- [DIRECTIONS FOR THIS TASK]: Spot each line that carries the word "BPCAPooling"; copy those lines.

[Dataset excerpt]

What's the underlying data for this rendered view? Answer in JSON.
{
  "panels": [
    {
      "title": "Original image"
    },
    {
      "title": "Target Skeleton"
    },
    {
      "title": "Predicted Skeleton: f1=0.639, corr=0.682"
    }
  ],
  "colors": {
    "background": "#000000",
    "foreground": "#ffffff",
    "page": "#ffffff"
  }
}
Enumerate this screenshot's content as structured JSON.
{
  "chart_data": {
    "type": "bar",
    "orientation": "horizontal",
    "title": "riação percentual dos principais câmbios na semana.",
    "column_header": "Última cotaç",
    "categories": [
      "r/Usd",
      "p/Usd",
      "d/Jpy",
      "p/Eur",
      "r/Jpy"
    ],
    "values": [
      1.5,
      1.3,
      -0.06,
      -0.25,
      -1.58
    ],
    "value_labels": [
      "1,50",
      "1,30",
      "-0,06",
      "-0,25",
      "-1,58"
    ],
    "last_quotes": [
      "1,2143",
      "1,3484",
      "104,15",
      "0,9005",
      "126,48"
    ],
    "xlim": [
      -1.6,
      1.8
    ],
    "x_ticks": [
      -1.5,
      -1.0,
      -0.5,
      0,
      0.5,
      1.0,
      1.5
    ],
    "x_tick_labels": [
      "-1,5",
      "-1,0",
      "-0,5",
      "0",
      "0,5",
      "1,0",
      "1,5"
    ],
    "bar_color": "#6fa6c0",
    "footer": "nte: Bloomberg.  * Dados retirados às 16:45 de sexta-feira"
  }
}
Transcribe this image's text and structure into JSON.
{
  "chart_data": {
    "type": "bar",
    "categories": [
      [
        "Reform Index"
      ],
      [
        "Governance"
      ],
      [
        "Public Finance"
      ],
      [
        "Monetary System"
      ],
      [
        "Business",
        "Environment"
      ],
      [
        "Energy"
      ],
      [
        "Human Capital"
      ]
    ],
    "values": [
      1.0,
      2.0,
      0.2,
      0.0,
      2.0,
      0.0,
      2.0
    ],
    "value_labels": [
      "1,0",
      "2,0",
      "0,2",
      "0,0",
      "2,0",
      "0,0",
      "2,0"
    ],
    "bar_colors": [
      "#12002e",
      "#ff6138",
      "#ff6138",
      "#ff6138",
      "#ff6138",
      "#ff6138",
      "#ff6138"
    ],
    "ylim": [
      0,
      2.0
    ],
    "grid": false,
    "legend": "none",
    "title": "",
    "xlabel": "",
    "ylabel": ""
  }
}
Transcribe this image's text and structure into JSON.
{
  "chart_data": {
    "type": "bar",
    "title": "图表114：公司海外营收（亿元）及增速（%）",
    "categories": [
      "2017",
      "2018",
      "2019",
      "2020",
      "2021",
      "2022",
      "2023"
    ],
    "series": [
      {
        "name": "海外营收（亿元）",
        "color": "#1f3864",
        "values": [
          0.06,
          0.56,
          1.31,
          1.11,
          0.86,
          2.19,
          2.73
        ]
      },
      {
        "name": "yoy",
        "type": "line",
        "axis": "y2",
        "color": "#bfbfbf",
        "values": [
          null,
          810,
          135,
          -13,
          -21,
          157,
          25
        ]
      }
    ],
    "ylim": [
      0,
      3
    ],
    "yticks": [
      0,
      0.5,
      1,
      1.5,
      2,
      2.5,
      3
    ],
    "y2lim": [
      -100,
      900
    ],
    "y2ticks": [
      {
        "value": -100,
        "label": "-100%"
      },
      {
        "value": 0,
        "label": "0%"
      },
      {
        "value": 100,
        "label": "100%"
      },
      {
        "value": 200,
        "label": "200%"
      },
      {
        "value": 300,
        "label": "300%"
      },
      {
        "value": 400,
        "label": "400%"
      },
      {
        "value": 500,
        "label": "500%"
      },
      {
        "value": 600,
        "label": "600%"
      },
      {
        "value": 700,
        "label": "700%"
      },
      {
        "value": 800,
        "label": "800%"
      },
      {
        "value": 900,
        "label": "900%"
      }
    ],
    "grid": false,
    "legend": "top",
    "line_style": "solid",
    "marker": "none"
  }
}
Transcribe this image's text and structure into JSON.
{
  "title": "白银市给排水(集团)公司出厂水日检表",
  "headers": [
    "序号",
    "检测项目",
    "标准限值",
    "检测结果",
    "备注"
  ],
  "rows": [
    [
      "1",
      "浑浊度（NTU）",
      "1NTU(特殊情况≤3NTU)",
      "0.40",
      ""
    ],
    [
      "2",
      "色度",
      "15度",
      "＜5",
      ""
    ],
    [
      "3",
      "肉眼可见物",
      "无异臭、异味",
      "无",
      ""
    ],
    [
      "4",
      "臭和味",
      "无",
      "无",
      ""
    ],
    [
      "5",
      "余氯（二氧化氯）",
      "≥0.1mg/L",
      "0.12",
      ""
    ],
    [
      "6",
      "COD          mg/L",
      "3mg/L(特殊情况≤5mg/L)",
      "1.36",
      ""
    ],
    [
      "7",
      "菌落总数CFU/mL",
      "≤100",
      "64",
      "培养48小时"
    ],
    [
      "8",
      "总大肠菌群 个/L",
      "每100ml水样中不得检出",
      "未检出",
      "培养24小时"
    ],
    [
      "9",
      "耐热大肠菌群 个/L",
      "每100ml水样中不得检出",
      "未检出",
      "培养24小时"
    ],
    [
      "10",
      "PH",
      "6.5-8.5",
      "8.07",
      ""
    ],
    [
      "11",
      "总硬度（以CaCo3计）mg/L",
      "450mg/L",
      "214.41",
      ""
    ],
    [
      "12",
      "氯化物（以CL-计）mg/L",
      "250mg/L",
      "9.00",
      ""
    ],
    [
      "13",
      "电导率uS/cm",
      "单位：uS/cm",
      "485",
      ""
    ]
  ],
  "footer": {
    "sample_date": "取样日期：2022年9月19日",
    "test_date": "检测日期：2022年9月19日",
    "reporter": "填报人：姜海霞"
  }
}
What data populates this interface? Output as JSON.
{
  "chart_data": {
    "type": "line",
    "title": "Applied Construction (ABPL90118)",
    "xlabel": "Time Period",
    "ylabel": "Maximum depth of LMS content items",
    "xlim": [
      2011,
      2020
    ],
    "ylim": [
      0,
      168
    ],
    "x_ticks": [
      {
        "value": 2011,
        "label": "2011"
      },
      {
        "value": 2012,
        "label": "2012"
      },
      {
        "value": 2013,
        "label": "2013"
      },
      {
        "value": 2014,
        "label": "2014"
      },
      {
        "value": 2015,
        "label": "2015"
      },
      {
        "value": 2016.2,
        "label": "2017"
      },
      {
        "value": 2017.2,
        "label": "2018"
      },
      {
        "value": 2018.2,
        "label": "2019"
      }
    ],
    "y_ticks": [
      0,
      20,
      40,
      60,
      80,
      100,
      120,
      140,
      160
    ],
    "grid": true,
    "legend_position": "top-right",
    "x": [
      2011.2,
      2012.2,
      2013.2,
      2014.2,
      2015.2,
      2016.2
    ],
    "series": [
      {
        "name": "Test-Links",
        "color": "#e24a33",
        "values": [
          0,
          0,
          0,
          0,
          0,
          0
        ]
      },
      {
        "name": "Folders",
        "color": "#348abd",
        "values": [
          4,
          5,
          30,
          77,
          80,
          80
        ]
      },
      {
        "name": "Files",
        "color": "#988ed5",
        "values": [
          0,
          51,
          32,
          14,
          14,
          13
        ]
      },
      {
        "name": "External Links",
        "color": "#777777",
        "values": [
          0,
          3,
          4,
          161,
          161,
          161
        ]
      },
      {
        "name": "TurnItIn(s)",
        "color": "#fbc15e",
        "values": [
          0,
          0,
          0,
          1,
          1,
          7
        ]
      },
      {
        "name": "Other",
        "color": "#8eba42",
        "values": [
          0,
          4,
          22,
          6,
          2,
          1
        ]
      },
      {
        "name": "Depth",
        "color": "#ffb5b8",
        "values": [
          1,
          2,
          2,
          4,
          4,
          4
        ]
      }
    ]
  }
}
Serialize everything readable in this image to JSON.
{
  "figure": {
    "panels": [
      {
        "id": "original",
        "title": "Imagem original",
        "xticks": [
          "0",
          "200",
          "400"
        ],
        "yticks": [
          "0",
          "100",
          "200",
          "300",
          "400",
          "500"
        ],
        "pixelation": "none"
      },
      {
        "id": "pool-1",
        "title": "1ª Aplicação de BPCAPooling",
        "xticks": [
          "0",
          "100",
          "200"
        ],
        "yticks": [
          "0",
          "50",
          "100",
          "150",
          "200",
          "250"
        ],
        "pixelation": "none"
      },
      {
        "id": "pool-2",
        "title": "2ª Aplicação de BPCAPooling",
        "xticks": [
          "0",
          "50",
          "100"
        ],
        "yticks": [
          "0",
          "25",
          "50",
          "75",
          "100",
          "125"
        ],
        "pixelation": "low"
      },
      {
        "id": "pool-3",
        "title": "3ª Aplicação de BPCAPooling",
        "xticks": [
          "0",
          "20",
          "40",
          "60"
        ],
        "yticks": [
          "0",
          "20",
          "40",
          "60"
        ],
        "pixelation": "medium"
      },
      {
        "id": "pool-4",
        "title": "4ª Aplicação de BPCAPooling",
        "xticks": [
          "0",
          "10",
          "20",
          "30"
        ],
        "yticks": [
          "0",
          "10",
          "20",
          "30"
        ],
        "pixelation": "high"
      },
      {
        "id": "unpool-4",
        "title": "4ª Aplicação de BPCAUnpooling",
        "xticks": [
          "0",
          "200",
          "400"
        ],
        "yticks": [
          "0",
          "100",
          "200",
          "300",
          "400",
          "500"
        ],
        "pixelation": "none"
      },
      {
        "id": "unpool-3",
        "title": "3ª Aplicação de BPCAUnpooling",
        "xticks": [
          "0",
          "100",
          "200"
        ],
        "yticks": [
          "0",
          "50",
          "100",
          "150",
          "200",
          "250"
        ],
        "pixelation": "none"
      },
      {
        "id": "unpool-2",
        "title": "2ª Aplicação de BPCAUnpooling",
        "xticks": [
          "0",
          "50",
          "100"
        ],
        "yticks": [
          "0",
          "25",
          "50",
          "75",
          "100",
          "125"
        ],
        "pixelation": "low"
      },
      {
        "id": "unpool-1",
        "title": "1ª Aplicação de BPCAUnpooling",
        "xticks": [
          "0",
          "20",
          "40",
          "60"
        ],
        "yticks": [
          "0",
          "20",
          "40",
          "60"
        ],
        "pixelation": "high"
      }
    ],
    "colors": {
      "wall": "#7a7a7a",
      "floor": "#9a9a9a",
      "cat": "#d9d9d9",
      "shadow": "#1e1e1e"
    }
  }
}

- [SOLUTION FOR THIS PROBLEM]:
        "title": "1ª Aplicação de BPCAPooling",
        "title": "2ª Aplicação de BPCAPooling",
        "title": "3ª Aplicação de BPCAPooling",
        "title": "4ª Aplicação de BPCAPooling",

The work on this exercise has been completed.